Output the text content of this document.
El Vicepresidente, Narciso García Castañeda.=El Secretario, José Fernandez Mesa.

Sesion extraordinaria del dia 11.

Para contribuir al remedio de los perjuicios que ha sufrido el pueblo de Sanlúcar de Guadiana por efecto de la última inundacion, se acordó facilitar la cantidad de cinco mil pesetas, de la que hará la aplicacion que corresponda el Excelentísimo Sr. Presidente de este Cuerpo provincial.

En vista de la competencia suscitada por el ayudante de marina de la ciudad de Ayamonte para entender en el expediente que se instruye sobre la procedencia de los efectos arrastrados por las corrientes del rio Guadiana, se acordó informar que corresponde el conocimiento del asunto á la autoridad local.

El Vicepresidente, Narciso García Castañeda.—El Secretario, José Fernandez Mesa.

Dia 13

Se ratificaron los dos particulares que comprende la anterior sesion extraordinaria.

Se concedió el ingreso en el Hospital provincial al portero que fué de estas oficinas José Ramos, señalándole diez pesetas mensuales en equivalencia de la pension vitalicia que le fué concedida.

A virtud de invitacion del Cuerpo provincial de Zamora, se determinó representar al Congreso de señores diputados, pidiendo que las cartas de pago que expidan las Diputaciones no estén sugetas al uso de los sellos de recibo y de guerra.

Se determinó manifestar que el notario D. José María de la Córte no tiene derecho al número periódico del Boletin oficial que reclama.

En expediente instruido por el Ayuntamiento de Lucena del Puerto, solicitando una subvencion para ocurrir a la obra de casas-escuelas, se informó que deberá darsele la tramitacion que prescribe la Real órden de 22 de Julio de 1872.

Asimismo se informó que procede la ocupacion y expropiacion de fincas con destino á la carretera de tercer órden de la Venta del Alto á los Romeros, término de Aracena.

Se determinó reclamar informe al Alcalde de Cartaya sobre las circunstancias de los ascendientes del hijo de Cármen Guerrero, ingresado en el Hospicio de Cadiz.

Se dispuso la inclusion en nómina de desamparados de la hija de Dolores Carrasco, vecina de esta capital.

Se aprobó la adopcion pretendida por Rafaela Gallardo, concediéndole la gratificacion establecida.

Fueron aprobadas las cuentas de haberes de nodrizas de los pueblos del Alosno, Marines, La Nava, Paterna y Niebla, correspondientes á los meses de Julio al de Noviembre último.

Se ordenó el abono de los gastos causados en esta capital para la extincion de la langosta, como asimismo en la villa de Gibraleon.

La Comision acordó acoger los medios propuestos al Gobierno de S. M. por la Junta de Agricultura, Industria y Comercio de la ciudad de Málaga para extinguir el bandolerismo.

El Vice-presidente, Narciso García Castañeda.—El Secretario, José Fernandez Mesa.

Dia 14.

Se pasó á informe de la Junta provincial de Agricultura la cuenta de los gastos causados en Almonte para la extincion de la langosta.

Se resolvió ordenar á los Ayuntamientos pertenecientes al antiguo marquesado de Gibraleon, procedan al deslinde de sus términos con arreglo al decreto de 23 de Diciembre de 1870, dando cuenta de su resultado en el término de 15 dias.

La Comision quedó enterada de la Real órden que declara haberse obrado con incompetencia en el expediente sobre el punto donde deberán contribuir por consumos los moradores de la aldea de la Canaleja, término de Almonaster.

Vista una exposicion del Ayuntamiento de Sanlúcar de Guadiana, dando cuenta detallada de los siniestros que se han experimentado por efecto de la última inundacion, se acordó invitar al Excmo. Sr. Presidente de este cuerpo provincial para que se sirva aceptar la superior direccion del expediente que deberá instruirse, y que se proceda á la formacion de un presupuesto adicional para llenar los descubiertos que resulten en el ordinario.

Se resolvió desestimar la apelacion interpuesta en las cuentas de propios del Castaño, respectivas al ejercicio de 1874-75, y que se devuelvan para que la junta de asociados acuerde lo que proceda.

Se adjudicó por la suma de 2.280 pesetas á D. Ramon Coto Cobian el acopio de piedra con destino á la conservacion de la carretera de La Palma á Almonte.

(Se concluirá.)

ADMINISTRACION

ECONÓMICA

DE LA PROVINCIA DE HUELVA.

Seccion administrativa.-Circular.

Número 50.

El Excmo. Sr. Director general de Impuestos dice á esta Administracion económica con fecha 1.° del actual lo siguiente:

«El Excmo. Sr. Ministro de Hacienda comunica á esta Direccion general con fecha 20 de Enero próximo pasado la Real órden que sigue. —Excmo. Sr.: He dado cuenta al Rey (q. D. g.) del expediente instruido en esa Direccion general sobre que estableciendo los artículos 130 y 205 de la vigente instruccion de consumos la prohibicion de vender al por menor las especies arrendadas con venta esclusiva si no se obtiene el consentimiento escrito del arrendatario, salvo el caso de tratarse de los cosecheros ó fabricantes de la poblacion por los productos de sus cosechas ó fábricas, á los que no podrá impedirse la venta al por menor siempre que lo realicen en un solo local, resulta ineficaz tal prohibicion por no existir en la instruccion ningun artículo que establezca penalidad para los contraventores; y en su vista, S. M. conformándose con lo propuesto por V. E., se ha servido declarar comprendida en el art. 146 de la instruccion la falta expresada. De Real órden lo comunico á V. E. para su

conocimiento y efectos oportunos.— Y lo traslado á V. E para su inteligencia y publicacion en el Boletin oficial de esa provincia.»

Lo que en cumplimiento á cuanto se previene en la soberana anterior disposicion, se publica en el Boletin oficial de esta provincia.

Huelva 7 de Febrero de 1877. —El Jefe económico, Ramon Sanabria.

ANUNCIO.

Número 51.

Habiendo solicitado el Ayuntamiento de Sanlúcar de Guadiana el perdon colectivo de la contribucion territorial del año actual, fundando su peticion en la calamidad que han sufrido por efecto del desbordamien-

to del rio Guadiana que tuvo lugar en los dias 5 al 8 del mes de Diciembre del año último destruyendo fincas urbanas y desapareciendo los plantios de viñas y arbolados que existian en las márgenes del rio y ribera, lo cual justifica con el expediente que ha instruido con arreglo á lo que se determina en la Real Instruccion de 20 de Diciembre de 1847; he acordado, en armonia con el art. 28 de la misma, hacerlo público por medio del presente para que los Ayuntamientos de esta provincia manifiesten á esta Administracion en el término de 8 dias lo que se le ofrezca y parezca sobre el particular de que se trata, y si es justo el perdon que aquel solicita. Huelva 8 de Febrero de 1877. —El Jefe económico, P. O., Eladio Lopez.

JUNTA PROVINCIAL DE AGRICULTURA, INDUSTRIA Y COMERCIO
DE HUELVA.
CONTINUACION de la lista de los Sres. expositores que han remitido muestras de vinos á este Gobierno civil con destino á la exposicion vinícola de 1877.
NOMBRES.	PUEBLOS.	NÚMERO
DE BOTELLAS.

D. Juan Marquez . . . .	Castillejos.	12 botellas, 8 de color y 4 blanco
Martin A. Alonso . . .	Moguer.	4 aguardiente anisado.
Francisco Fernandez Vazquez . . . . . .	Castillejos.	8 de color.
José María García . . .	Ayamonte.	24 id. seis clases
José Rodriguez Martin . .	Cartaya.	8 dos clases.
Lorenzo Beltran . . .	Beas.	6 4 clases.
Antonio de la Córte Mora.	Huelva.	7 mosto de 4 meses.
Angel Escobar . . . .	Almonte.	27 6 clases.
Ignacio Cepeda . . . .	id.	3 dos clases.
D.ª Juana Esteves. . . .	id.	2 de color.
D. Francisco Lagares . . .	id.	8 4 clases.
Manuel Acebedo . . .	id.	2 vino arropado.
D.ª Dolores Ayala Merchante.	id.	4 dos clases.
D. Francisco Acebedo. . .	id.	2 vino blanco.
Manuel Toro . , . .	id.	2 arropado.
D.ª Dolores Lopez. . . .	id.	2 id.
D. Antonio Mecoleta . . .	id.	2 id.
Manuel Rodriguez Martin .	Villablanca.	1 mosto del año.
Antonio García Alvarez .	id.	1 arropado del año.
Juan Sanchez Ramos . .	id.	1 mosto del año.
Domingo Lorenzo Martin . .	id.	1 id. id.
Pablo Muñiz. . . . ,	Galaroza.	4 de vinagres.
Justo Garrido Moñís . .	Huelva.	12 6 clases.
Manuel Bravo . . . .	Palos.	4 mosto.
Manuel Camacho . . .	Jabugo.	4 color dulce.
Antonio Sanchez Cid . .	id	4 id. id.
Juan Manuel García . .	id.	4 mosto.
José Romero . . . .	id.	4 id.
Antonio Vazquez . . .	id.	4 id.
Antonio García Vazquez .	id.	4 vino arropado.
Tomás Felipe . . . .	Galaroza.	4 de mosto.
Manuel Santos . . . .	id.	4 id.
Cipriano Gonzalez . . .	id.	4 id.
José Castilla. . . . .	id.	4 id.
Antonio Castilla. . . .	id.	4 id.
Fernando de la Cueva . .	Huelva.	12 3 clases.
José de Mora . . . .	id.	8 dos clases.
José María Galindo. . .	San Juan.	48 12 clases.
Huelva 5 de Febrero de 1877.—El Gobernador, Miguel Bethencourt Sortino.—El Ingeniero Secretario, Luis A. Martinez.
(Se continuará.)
◆ ◆ ◆ ◆ ◆ ◆ ◆
### Work to be completed:
Go through the material and copy out every line with "Castillejos" in it.

### Solution to this problem:
D. Juan Marquez . . . .	Castillejos.	12 botellas, 8 de color y 4 blanco
Francisco Fernandez Vazquez . . . . . .	Castillejos.	8 de color.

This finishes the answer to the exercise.